5 Resources to Learn to Code


Coding, otherwise known as programming, was at some point something that only the nerdiest of nerds knew about, the same nerds that established a solid foundation for what we call the Web today. The internet is much dependent on programming to serve people with websites -- such as Huffington Post -- and applications that we frequently engage in activity with.

Learning to code has never been more attractive than today, a set of skills in languages like HTML and JavaScript allows you to build your own interactive websites, not to mention save plenty of money when it comes to launching your own online business, and heck -- you can even get hired as a programmer to work at some of the leading companies today. Coders are of the most well-rewarded individuals in the current job market, as there is a high demand for computer scientists.

Late January, the President of the United States, Barack Obama, publicly endorsed Computer Science and published an announcement in which he talks about the increasing importance of technology in our lives, and how it is his plan to help every American Citizen earn the right to learn computer science at no cost whatsoever. A move that is already cherished by the scientific community already.

**DATA SECTION:**
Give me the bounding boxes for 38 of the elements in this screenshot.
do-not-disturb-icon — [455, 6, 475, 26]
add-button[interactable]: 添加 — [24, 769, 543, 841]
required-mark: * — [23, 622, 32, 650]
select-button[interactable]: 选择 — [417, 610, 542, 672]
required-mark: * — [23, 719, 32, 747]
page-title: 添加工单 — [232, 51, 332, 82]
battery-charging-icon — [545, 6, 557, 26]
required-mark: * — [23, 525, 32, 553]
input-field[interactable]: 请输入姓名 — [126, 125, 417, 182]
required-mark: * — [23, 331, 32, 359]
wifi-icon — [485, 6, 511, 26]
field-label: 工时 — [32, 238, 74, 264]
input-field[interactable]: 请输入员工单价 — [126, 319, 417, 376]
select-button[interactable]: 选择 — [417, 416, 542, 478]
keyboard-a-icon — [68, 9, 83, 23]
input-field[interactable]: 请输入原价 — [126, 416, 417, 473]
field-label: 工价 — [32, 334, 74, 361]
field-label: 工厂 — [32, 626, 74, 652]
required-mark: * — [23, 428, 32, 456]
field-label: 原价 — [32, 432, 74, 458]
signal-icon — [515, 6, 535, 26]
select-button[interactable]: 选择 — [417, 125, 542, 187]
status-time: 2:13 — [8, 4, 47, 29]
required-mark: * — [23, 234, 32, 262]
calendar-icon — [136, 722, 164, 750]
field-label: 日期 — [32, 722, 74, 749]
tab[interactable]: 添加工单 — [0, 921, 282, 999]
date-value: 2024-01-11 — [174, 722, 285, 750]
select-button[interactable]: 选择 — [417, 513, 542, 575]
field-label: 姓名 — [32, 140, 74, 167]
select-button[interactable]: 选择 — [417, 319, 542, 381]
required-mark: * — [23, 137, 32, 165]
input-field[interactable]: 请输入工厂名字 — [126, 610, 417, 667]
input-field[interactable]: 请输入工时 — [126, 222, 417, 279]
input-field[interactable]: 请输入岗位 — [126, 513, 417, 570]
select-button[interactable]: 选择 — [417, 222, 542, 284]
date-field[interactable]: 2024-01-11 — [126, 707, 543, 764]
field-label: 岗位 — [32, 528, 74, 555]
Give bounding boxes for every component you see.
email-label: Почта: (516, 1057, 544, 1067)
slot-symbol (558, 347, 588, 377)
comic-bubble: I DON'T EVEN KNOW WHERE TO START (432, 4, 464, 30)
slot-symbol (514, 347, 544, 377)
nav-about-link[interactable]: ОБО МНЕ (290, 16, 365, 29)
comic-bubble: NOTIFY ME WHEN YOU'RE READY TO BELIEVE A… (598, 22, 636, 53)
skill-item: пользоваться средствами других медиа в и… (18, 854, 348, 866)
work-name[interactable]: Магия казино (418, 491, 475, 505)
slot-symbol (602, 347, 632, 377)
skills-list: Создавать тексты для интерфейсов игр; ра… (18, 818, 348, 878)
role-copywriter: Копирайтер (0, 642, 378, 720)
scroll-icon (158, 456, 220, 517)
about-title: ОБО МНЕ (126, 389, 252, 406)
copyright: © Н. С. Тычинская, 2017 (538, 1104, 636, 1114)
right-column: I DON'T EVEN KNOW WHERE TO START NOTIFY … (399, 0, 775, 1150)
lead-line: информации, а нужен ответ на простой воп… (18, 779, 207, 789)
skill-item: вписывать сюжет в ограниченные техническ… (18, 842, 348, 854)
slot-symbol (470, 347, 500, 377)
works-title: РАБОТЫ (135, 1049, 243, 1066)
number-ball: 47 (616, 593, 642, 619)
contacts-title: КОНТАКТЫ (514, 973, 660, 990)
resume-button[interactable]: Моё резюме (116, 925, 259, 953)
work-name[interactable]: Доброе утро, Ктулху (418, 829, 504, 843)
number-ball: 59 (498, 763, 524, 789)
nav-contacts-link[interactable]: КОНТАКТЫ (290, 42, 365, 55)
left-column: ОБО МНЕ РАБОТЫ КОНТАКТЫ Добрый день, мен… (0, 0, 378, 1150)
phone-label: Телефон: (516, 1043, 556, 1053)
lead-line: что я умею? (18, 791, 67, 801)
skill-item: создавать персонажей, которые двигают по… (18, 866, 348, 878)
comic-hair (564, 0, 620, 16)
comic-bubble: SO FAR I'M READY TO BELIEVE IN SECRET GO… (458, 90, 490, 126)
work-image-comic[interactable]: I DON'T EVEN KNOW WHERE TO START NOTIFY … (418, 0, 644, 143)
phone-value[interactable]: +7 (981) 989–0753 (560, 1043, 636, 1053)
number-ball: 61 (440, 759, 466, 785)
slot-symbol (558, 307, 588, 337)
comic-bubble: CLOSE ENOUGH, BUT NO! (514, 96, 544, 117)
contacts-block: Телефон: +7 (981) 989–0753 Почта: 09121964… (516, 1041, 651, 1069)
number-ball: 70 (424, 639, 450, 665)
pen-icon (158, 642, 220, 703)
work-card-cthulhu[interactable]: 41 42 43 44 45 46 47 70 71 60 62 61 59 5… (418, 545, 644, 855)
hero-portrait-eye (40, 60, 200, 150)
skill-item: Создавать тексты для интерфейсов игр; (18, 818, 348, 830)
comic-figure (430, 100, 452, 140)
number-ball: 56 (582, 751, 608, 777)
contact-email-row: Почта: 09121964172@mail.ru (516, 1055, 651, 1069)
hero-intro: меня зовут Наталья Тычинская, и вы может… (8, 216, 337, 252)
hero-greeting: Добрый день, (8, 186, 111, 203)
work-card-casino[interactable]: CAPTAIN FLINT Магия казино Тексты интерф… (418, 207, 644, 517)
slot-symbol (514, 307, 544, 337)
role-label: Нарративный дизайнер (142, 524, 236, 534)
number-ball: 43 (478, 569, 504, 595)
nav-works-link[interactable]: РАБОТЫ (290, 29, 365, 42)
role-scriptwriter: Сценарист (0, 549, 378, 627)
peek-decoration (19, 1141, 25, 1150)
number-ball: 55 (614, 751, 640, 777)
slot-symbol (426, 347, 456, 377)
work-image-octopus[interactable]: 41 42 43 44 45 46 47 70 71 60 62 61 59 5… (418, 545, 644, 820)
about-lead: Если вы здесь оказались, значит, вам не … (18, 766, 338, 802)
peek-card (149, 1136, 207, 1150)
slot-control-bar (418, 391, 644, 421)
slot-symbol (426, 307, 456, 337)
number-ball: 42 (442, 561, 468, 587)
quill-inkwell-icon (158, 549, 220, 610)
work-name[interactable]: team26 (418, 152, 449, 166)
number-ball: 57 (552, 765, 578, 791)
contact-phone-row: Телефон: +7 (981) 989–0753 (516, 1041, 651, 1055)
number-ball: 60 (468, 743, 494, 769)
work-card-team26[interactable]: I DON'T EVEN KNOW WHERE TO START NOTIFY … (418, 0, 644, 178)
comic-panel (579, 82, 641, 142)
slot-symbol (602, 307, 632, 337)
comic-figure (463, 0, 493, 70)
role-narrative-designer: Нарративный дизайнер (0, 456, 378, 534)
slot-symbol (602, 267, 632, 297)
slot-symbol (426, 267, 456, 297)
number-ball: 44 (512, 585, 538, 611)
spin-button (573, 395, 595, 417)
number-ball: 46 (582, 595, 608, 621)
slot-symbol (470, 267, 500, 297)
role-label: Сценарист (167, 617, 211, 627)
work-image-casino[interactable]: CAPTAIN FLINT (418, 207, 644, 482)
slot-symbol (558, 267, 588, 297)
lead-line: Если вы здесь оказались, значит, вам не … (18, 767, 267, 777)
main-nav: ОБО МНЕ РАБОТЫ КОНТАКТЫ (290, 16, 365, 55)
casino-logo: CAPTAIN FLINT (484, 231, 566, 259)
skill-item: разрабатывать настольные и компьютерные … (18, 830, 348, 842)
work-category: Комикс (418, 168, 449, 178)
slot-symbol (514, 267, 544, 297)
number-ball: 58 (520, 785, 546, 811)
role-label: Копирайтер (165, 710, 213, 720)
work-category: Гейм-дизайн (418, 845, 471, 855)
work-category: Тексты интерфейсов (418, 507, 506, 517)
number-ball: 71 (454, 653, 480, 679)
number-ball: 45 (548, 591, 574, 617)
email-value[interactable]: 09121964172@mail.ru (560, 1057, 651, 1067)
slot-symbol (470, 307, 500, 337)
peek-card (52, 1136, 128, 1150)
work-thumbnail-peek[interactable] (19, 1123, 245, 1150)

**REQUIRED TASKS:**
**1)** Summarize the article on learning to code in two sentences.
**2)** Which two programming languages does the article on learning to code name?
**3)** Please retype the part of the article on learning to code starting at "Learning to code" and ending at "scientific community already.".
The records come from a separate source and are unrelated to the article on learning to code.

**ANSWERS BY ITEM NUMBER:**
**1)** Coding was once known only to a small group of enthusiasts who laid the foundation for the Web, but learning it is now highly attractive because skills in languages like HTML and JavaScript let people build interactive websites, save money launching an online business, and get hired at leading companies. In late January, President Barack Obama publicly endorsed computer science and announced a plan to help every American citizen learn it at no cost.

**2)** HTML and JavaScript.

**3)**
Learning to code has never been more attractive than today, a set of skills in languages like HTML and JavaScript allows you to build your own interactive websites, not to mention save plenty of money when it comes to launching your own online business, and heck -- you can even get hired as a programmer to work at some of the leading companies today. Coders are of the most well-rewarded individuals in the current job market, as there is a high demand for computer scientists.

Late January, the President of the United States, Barack Obama, publicly endorsed Computer Science and published an announcement in which he talks about the increasing importance of technology in our lives, and how it is his plan to help every American Citizen earn the right to learn computer science at no cost whatsoever. A move that is already cherished by the scientific community already.